▶ **SHORT EXERCISE**
Copy out each line of the data that holds the word "Number".

Data records
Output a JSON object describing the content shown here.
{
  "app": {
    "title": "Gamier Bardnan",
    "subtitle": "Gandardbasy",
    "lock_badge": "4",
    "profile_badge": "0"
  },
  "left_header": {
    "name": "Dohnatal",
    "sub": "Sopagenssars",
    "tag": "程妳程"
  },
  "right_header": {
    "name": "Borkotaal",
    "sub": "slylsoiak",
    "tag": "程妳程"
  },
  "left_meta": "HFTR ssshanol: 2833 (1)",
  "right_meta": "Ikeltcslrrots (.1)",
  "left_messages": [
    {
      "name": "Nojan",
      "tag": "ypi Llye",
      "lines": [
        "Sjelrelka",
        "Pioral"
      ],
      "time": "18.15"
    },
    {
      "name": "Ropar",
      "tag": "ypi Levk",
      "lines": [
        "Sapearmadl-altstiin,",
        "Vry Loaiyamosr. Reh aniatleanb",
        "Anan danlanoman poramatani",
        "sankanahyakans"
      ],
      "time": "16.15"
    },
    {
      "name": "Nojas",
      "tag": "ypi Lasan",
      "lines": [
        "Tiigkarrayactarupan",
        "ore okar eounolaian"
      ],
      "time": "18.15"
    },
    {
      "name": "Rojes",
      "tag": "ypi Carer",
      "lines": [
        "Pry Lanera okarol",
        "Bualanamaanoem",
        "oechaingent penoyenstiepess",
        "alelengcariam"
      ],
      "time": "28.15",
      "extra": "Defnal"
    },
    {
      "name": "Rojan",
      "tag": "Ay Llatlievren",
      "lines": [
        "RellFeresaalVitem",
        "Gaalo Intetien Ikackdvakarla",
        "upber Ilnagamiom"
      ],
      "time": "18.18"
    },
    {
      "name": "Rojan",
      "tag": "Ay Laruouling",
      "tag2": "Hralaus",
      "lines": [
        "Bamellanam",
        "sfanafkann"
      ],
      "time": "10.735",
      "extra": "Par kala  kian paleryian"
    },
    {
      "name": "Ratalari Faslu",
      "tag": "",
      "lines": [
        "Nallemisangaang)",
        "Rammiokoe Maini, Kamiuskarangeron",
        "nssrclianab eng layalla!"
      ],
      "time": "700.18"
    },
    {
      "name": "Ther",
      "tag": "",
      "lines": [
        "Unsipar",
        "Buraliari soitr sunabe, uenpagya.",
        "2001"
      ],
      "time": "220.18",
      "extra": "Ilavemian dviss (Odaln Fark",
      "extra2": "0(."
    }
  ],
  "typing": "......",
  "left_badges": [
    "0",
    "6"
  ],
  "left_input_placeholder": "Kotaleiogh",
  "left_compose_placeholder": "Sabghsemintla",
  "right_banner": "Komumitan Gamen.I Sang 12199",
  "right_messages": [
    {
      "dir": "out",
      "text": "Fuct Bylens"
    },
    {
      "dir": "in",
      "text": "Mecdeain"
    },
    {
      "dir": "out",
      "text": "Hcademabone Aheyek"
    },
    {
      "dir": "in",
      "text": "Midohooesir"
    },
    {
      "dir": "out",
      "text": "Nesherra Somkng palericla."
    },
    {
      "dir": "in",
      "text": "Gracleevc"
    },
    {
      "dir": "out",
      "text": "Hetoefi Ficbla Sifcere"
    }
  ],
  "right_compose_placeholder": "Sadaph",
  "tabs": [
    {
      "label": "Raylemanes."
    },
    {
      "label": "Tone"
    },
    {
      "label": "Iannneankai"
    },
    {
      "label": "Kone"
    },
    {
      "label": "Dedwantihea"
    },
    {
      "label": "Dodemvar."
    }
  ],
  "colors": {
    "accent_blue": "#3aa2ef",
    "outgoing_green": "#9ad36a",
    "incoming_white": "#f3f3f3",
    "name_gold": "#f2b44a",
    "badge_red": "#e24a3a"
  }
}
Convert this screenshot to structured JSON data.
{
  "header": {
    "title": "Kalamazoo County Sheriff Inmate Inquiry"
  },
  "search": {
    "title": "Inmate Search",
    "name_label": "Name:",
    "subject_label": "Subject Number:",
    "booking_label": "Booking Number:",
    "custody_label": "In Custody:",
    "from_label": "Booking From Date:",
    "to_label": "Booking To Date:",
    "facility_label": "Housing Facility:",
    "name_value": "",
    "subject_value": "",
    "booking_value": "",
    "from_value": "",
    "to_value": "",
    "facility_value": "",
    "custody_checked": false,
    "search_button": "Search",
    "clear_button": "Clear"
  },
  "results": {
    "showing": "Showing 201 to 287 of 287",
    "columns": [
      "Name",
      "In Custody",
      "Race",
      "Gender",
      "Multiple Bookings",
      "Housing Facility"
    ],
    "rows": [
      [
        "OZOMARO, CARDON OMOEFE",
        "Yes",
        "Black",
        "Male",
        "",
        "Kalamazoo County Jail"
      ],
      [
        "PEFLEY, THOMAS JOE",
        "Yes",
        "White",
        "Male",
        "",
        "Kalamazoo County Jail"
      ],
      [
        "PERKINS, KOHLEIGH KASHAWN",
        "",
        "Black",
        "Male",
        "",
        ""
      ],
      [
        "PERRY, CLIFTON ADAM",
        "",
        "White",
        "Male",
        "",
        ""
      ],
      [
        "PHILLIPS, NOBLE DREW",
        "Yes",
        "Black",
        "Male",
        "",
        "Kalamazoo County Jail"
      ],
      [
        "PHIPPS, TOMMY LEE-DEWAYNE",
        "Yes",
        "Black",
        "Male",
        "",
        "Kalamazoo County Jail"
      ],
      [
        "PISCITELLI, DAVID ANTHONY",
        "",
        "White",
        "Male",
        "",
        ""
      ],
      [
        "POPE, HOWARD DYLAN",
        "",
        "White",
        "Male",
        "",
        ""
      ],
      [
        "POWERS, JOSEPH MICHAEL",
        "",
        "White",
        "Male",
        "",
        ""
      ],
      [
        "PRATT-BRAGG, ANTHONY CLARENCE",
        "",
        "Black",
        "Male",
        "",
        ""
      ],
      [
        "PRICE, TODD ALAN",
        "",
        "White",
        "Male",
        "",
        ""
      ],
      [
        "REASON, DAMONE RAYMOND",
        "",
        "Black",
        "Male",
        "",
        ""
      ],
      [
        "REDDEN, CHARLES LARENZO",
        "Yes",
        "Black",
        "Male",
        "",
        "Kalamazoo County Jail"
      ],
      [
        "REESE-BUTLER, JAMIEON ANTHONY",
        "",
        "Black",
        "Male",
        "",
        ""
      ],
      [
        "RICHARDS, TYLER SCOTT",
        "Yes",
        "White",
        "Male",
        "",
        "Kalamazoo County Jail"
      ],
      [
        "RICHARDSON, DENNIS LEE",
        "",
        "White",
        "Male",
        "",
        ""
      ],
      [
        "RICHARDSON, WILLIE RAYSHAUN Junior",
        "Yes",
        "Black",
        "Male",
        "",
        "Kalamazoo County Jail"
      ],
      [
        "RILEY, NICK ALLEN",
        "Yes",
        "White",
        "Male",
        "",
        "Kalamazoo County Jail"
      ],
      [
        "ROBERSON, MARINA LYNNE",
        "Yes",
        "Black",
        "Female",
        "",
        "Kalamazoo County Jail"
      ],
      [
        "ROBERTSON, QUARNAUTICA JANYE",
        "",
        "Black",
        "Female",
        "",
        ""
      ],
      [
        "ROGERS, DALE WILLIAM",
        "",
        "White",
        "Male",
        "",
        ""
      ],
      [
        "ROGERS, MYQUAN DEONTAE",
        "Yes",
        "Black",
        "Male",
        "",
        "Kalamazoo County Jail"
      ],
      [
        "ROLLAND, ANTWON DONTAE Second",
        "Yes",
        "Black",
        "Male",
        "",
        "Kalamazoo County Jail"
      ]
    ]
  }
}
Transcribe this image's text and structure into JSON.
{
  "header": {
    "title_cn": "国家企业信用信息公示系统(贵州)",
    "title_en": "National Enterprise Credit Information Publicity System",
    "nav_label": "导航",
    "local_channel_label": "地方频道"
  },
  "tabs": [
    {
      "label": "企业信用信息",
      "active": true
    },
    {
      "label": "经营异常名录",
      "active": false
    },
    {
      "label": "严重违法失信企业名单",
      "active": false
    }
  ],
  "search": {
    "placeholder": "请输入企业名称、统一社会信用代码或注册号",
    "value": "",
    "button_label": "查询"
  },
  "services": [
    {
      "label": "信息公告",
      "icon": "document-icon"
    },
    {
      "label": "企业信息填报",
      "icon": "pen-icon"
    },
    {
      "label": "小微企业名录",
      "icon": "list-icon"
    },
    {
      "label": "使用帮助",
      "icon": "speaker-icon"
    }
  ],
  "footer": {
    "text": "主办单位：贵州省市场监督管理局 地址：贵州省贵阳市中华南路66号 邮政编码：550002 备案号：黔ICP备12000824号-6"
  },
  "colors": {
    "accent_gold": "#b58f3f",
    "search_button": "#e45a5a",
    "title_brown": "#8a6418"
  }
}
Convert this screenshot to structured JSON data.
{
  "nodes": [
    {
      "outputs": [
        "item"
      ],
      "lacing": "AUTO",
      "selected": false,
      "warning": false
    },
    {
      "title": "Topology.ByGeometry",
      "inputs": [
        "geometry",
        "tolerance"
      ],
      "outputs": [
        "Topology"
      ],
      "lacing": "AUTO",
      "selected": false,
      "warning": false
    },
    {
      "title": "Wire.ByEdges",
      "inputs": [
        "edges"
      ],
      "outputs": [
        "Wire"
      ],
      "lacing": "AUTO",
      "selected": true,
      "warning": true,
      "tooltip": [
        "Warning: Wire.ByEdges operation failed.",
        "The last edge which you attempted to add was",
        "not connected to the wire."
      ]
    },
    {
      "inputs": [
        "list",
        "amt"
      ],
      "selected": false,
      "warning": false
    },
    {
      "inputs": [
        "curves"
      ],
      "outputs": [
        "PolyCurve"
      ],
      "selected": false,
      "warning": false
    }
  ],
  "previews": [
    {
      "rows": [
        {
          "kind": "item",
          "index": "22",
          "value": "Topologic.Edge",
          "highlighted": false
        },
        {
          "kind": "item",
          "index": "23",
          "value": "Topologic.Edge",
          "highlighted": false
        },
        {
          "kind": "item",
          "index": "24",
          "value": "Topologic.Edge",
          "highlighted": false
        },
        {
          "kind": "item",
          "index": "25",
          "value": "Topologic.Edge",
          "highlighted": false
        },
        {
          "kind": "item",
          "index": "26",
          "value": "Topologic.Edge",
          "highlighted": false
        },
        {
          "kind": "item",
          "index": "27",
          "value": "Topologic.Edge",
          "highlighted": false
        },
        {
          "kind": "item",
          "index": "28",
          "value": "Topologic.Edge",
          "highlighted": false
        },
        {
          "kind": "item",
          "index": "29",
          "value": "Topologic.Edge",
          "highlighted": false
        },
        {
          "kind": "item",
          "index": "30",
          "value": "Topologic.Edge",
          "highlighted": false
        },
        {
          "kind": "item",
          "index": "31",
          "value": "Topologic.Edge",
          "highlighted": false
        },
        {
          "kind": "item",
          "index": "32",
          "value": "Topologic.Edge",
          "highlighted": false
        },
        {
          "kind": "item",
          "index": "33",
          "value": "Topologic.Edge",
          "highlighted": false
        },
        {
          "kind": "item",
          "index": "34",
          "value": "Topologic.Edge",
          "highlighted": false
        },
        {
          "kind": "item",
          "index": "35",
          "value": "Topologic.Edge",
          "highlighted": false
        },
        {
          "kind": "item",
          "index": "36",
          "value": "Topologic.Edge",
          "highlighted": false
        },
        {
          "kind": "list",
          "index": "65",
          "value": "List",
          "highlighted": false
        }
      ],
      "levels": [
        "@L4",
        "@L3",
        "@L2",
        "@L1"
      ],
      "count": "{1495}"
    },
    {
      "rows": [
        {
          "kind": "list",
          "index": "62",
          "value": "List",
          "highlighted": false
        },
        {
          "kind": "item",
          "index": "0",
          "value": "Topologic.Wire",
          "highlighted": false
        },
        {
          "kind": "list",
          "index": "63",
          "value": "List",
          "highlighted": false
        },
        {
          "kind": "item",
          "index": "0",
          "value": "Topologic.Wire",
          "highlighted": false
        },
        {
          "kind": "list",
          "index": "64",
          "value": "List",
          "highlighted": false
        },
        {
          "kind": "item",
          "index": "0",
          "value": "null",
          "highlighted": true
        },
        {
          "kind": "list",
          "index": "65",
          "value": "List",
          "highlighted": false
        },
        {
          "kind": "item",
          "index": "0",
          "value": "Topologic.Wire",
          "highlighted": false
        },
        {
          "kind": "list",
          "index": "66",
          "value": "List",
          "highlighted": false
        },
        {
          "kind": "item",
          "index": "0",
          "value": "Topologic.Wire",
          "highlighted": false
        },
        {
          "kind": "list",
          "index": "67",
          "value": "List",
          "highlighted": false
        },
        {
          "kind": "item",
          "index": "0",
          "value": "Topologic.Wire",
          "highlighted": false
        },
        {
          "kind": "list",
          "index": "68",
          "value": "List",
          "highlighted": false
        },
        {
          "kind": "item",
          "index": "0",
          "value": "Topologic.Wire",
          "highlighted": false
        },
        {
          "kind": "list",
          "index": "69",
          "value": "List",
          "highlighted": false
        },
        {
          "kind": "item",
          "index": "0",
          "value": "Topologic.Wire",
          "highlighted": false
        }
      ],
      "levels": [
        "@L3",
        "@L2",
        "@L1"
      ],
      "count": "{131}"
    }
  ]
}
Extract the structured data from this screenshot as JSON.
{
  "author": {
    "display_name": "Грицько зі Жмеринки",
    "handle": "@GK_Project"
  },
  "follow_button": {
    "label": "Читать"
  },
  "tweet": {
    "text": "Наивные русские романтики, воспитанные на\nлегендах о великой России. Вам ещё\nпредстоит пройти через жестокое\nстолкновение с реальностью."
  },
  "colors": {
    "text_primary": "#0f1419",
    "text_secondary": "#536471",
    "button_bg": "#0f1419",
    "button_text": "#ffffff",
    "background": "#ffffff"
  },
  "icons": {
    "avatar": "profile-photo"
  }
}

▶ **RESPONSE TO THE EXERCISE**
    "subject_label": "Subject Number:",
    "booking_label": "Booking Number:",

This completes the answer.